— start of Records shown —

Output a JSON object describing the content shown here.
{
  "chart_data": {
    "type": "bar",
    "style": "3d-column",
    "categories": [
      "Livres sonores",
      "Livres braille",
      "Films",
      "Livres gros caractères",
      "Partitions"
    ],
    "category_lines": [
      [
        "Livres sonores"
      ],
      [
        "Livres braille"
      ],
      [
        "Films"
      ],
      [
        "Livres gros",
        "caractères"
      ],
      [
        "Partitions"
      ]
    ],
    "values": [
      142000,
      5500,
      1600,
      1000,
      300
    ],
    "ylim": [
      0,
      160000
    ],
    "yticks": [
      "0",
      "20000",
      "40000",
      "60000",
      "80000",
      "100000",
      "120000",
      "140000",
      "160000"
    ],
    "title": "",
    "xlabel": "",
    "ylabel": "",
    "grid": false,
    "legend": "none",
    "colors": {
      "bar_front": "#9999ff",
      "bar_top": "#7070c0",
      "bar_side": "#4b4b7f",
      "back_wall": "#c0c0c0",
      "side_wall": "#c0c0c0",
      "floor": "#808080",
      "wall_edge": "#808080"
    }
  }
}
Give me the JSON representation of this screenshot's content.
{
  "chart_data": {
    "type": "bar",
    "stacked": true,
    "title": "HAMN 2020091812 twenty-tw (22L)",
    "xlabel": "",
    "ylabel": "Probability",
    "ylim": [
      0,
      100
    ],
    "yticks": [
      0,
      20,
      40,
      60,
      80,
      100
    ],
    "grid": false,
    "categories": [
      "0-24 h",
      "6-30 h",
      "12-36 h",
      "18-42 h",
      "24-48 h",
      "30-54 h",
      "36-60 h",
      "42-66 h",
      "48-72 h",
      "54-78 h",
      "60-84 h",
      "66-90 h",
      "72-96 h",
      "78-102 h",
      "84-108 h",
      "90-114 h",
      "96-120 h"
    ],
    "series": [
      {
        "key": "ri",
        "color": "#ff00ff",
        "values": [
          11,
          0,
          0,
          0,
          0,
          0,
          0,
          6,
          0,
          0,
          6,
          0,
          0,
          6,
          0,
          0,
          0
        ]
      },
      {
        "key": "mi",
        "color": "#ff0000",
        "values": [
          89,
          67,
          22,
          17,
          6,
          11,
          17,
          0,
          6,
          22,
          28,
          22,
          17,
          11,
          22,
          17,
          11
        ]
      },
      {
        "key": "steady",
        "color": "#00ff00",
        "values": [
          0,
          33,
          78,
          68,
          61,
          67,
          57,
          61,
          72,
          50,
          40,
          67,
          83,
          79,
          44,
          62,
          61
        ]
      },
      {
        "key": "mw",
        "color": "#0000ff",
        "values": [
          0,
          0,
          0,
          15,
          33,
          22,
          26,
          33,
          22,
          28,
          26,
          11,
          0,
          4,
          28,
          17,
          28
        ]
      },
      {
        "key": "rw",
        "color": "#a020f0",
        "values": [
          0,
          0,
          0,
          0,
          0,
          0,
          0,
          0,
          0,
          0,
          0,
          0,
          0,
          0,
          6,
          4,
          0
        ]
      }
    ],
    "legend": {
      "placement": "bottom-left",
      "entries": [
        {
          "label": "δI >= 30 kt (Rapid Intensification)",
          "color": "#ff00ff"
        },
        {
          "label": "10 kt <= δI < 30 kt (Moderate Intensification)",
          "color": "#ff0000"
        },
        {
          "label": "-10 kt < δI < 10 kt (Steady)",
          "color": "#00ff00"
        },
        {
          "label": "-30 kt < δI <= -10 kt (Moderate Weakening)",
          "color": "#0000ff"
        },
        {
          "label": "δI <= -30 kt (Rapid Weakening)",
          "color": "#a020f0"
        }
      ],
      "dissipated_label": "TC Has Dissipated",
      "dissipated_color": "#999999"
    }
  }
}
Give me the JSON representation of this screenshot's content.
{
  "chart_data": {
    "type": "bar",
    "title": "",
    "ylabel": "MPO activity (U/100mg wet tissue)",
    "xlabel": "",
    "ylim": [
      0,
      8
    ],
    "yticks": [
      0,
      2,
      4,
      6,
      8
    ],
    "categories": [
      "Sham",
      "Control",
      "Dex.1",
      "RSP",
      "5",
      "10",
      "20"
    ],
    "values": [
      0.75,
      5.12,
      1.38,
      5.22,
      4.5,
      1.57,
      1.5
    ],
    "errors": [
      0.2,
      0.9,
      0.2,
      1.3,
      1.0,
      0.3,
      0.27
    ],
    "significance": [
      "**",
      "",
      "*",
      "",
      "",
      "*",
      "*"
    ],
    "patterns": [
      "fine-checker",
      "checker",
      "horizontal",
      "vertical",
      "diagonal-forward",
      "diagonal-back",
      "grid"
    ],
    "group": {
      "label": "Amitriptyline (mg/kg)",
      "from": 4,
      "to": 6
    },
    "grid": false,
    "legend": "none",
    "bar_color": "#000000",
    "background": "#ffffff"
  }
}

— end of Records shown —

### Do this:
Transcribe the whole listing exactly.

### Solution to the exercise:
Output a JSON object describing the content shown here.
{
  "chart_data": {
    "type": "bar",
    "style": "3d-column",
    "categories": [
      "Livres sonores",
      "Livres braille",
      "Films",
      "Livres gros caractères",
      "Partitions"
    ],
    "category_lines": [
      [
        "Livres sonores"
      ],
      [
        "Livres braille"
      ],
      [
        "Films"
      ],
      [
        "Livres gros",
        "caractères"
      ],
      [
        "Partitions"
      ]
    ],
    "values": [
      142000,
      5500,
      1600,
      1000,
      300
    ],
    "ylim": [
      0,
      160000
    ],
    "yticks": [
      "0",
      "20000",
      "40000",
      "60000",
      "80000",
      "100000",
      "120000",
      "140000",
      "160000"
    ],
    "title": "",
    "xlabel": "",
    "ylabel": "",
    "grid": false,
    "legend": "none",
    "colors": {
      "bar_front": "#9999ff",
      "bar_top": "#7070c0",
      "bar_side": "#4b4b7f",
      "back_wall": "#c0c0c0",
      "side_wall": "#c0c0c0",
      "floor": "#808080",
      "wall_edge": "#808080"
    }
  }
}
Give me the JSON representation of this screenshot's content.
{
  "chart_data": {
    "type": "bar",
    "stacked": true,
    "title": "HAMN 2020091812 twenty-tw (22L)",
    "xlabel": "",
    "ylabel": "Probability",
    "ylim": [
      0,
      100
    ],
    "yticks": [
      0,
      20,
      40,
      60,
      80,
      100
    ],
    "grid": false,
    "categories": [
      "0-24 h",
      "6-30 h",
      "12-36 h",
      "18-42 h",
      "24-48 h",
      "30-54 h",
      "36-60 h",
      "42-66 h",
      "48-72 h",
      "54-78 h",
      "60-84 h",
      "66-90 h",
      "72-96 h",
      "78-102 h",
      "84-108 h",
      "90-114 h",
      "96-120 h"
    ],
    "series": [
      {
        "key": "ri",
        "color": "#ff00ff",
        "values": [
          11,
          0,
          0,
          0,
          0,
          0,
          0,
          6,
          0,
          0,
          6,
          0,
          0,
          6,
          0,
          0,
          0
        ]
      },
      {
        "key": "mi",
        "color": "#ff0000",
        "values": [
          89,
          67,
          22,
          17,
          6,
          11,
          17,
          0,
          6,
          22,
          28,
          22,
          17,
          11,
          22,
          17,
          11
        ]
      },
      {
        "key": "steady",
        "color": "#00ff00",
        "values": [
          0,
          33,
          78,
          68,
          61,
          67,
          57,
          61,
          72,
          50,
          40,
          67,
          83,
          79,
          44,
          62,
          61
        ]
      },
      {
        "key": "mw",
        "color": "#0000ff",
        "values": [
          0,
          0,
          0,
          15,
          33,
          22,
          26,
          33,
          22,
          28,
          26,
          11,
          0,
          4,
          28,
          17,
          28
        ]
      },
      {
        "key": "rw",
        "color": "#a020f0",
        "values": [
          0,
          0,
          0,
          0,
          0,
          0,
          0,
          0,
          0,
          0,
          0,
          0,
          0,
          0,
          6,
          4,
          0
        ]
      }
    ],
    "legend": {
      "placement": "bottom-left",
      "entries": [
        {
          "label": "δI >= 30 kt (Rapid Intensification)",
          "color": "#ff00ff"
        },
        {
          "label": "10 kt <= δI < 30 kt (Moderate Intensification)",
          "color": "#ff0000"
        },
        {
          "label": "-10 kt < δI < 10 kt (Steady)",
          "color": "#00ff00"
        },
        {
          "label": "-30 kt < δI <= -10 kt (Moderate Weakening)",
          "color": "#0000ff"
        },
        {
          "label": "δI <= -30 kt (Rapid Weakening)",
          "color": "#a020f0"
        }
      ],
      "dissipated_label": "TC Has Dissipated",
      "dissipated_color": "#999999"
    }
  }
}
Give me the JSON representation of this screenshot's content.
{
  "chart_data": {
    "type": "bar",
    "title": "",
    "ylabel": "MPO activity (U/100mg wet tissue)",
    "xlabel": "",
    "ylim": [
      0,
      8
    ],
    "yticks": [
      0,
      2,
      4,
      6,
      8
    ],
    "categories": [
      "Sham",
      "Control",
      "Dex.1",
      "RSP",
      "5",
      "10",
      "20"
    ],
    "values": [
      0.75,
      5.12,
      1.38,
      5.22,
      4.5,
      1.57,
      1.5
    ],
    "errors": [
      0.2,
      0.9,
      0.2,
      1.3,
      1.0,
      0.3,
      0.27
    ],
    "significance": [
      "**",
      "",
      "*",
      "",
      "",
      "*",
      "*"
    ],
    "patterns": [
      "fine-checker",
      "checker",
      "horizontal",
      "vertical",
      "diagonal-forward",
      "diagonal-back",
      "grid"
    ],
    "group": {
      "label": "Amitriptyline (mg/kg)",
      "from": 4,
      "to": 6
    },
    "grid": false,
    "legend": "none",
    "bar_color": "#000000",
    "background": "#ffffff"
  }
}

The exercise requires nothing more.